— INSTRUCTIONS FOR THE TASK —
Identify every line containing the word "true" and reproduce each one.

Collected data
--- start ---
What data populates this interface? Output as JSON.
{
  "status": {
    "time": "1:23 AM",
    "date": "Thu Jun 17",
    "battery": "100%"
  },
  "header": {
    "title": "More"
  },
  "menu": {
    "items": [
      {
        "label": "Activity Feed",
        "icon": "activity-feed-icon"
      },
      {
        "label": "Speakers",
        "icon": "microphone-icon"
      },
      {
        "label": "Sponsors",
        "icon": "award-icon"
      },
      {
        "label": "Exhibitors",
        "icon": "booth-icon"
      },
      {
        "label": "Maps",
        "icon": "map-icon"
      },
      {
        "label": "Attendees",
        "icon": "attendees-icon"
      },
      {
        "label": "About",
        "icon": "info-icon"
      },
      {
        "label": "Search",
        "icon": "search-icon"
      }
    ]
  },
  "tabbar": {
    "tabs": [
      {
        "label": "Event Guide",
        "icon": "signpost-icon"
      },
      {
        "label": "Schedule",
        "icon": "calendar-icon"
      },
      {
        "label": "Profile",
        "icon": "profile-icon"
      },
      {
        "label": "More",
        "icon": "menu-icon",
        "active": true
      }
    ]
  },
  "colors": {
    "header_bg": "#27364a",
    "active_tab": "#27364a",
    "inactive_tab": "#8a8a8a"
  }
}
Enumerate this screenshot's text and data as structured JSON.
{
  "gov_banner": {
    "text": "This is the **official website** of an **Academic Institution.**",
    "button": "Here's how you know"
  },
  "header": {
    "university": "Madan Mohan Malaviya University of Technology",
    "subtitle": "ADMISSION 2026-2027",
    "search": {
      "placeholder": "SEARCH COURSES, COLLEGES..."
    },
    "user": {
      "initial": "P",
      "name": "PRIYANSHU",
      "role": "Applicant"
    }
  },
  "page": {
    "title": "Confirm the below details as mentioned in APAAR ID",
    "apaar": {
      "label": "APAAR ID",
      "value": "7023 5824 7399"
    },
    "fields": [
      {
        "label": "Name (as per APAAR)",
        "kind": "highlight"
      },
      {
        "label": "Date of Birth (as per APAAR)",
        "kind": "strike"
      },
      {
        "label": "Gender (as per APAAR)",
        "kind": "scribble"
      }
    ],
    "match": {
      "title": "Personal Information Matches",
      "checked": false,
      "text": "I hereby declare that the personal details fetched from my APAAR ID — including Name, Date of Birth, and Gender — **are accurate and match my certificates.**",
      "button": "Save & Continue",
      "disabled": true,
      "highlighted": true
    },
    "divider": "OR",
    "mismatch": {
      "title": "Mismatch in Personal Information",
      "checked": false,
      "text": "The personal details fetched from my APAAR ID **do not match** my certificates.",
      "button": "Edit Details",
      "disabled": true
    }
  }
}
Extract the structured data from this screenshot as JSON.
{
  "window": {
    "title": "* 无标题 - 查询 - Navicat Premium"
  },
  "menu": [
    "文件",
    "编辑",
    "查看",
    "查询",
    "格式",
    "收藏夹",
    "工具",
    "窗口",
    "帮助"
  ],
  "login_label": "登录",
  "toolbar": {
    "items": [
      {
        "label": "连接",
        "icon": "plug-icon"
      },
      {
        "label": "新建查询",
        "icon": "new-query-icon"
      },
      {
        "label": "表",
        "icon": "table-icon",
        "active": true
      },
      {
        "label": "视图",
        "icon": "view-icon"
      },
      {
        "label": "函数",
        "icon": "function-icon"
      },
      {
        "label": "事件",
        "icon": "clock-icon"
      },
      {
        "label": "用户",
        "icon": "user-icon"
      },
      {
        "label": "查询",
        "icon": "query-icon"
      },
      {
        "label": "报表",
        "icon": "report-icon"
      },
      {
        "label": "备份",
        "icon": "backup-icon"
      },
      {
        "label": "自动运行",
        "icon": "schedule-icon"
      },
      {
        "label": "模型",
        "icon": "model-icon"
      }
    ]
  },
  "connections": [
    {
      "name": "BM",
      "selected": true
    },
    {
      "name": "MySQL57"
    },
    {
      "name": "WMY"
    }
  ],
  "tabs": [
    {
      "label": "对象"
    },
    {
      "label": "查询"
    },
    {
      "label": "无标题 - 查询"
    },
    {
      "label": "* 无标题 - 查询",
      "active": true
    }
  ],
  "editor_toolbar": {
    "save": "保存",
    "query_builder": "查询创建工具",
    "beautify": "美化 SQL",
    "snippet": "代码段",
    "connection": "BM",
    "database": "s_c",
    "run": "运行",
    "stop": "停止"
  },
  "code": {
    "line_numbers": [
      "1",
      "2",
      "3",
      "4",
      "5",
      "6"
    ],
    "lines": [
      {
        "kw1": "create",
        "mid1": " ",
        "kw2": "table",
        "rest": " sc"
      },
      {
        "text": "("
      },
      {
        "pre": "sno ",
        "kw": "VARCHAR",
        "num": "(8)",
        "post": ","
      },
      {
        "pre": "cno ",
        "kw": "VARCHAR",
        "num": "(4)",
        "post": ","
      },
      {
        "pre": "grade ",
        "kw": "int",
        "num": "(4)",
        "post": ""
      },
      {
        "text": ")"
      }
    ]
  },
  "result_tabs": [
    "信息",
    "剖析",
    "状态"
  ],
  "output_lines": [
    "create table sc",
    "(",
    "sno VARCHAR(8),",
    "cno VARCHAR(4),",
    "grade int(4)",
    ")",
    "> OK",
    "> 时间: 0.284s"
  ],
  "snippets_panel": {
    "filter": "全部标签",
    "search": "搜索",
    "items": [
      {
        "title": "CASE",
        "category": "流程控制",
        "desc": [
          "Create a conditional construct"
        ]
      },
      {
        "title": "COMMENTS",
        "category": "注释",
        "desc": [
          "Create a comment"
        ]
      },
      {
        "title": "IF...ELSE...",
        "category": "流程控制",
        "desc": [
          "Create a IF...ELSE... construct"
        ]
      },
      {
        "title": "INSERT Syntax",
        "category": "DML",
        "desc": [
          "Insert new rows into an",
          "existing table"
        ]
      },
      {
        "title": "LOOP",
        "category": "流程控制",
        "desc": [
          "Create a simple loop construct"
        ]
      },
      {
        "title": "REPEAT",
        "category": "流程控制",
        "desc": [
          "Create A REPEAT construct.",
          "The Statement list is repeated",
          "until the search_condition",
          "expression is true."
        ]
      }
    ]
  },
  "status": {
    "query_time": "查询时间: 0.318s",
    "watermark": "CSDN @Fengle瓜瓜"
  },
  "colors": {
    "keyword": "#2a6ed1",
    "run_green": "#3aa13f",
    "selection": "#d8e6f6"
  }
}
--- end ---
— REPLY TO THE EXERCISE —
        "active": true
      "disabled": true,
      "highlighted": true
      "disabled": true
        "active": true
      "selected": true
      "active": true
          "expression is true."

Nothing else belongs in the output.